● Listing:
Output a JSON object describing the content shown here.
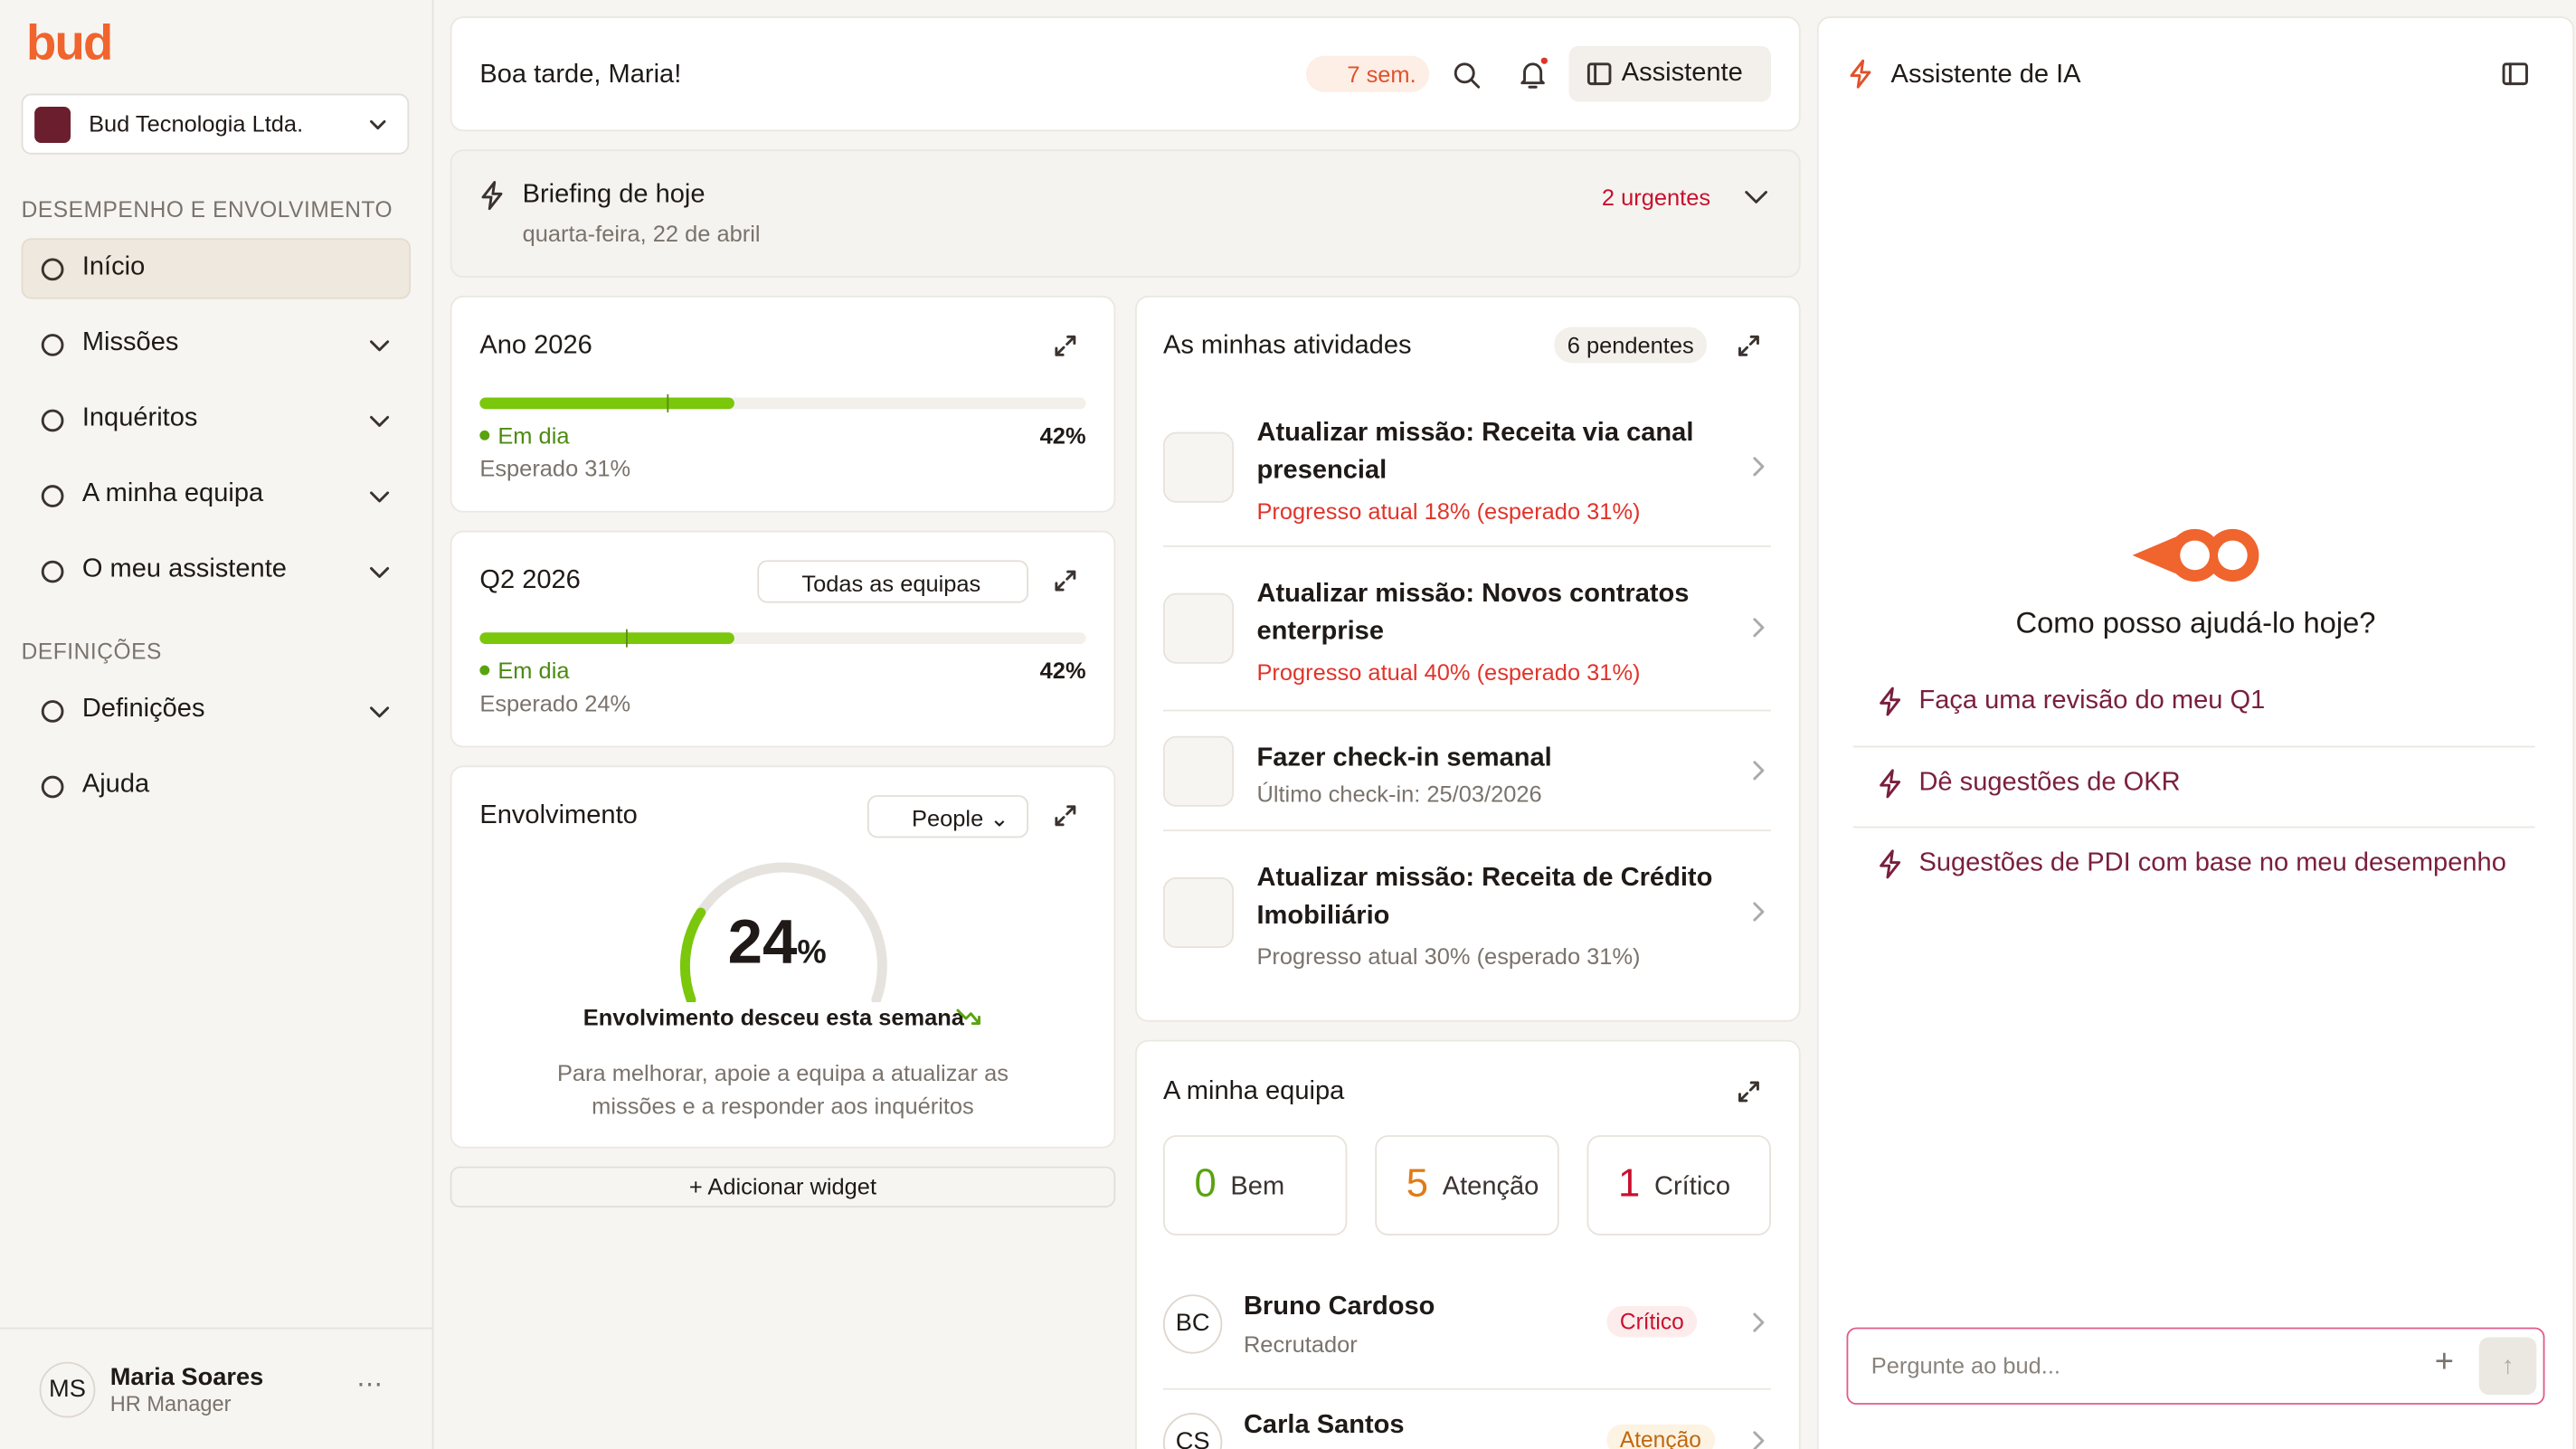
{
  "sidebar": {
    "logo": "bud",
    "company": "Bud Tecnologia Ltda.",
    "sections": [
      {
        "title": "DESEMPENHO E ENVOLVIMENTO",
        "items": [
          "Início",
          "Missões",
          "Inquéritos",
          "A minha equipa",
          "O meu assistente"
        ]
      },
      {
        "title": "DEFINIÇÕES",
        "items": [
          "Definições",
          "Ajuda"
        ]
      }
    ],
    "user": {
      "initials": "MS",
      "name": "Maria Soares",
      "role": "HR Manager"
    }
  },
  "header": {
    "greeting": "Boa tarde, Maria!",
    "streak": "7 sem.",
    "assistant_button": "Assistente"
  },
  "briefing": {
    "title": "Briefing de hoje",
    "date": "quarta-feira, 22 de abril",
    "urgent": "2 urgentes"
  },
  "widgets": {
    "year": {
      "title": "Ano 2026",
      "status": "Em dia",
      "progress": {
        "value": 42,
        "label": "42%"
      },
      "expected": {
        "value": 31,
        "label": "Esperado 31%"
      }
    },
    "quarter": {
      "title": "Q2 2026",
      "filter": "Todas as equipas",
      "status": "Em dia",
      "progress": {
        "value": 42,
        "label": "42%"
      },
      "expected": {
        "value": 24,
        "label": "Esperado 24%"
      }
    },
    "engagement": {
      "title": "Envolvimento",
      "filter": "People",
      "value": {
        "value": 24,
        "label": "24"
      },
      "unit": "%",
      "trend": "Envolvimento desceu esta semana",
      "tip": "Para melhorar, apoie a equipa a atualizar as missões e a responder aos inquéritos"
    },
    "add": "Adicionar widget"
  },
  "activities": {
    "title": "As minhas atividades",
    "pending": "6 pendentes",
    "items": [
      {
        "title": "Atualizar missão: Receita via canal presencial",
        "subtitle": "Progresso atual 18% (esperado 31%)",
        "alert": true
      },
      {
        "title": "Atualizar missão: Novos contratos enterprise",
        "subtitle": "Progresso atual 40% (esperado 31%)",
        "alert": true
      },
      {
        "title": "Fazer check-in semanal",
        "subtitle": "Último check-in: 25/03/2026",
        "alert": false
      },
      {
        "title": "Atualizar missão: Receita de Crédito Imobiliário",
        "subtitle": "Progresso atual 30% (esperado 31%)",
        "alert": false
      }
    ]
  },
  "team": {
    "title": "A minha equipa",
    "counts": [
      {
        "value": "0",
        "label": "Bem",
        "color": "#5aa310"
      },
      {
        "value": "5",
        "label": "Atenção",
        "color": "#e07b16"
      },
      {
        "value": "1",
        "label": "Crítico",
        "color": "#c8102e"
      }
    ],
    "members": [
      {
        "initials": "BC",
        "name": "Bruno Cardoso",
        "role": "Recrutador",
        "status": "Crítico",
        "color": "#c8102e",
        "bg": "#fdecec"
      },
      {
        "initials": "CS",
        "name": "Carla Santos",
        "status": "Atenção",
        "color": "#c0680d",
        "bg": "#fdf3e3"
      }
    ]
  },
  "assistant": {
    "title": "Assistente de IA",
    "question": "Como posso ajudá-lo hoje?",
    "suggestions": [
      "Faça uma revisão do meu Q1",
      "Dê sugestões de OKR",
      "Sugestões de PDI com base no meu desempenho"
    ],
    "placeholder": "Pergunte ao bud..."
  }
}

● Problem to solve:
Repeat the data exactly, without the pictures.

● Solution to this exercise:
Output a JSON object describing the content shown here.
{
  "sidebar": {
    "logo": "bud",
    "company": "Bud Tecnologia Ltda.",
    "sections": [
      {
        "title": "DESEMPENHO E ENVOLVIMENTO",
        "items": [
          "Início",
          "Missões",
          "Inquéritos",
          "A minha equipa",
          "O meu assistente"
        ]
      },
      {
        "title": "DEFINIÇÕES",
        "items": [
          "Definições",
          "Ajuda"
        ]
      }
    ],
    "user": {
      "initials": "MS",
      "name": "Maria Soares",
      "role": "HR Manager"
    }
  },
  "header": {
    "greeting": "Boa tarde, Maria!",
    "streak": "7 sem.",
    "assistant_button": "Assistente"
  },
  "briefing": {
    "title": "Briefing de hoje",
    "date": "quarta-feira, 22 de abril",
    "urgent": "2 urgentes"
  },
  "widgets": {
    "year": {
      "title": "Ano 2026",
      "status": "Em dia",
      "progress": {
        "value": 42,
        "label": "42%"
      },
      "expected": {
        "value": 31,
        "label": "Esperado 31%"
      }
    },
    "quarter": {
      "title": "Q2 2026",
      "filter": "Todas as equipas",
      "status": "Em dia",
      "progress": {
        "value": 42,
        "label": "42%"
      },
      "expected": {
        "value": 24,
        "label": "Esperado 24%"
      }
    },
    "engagement": {
      "title": "Envolvimento",
      "filter": "People",
      "value": {
        "value": 24,
        "label": "24"
      },
      "unit": "%",
      "trend": "Envolvimento desceu esta semana",
      "tip": "Para melhorar, apoie a equipa a atualizar as missões e a responder aos inquéritos"
    },
    "add": "Adicionar widget"
  },
  "activities": {
    "title": "As minhas atividades",
    "pending": "6 pendentes",
    "items": [
      {
        "title": "Atualizar missão: Receita via canal presencial",
        "subtitle": "Progresso atual 18% (esperado 31%)",
        "alert": true
      },
      {
        "title": "Atualizar missão: Novos contratos enterprise",
        "subtitle": "Progresso atual 40% (esperado 31%)",
        "alert": true
      },
      {
        "title": "Fazer check-in semanal",
        "subtitle": "Último check-in: 25/03/2026",
        "alert": false
      },
      {
        "title": "Atualizar missão: Receita de Crédito Imobiliário",
        "subtitle": "Progresso atual 30% (esperado 31%)",
        "alert": false
      }
    ]
  },
  "team": {
    "title": "A minha equipa",
    "counts": [
      {
        "value": "0",
        "label": "Bem",
        "color": "#5aa310"
      },
      {
        "value": "5",
        "label": "Atenção",
        "color": "#e07b16"
      },
      {
        "value": "1",
        "label": "Crítico",
        "color": "#c8102e"
      }
    ],
    "members": [
      {
        "initials": "BC",
        "name": "Bruno Cardoso",
        "role": "Recrutador",
        "status": "Crítico",
        "color": "#c8102e",
        "bg": "#fdecec"
      },
      {
        "initials": "CS",
        "name": "Carla Santos",
        "status": "Atenção",
        "color": "#c0680d",
        "bg": "#fdf3e3"
      }
    ]
  },
  "assistant": {
    "title": "Assistente de IA",
    "question": "Como posso ajudá-lo hoje?",
    "suggestions": [
      "Faça uma revisão do meu Q1",
      "Dê sugestões de OKR",
      "Sugestões de PDI com base no meu desempenho"
    ],
    "placeholder": "Pergunte ao bud..."
  }
}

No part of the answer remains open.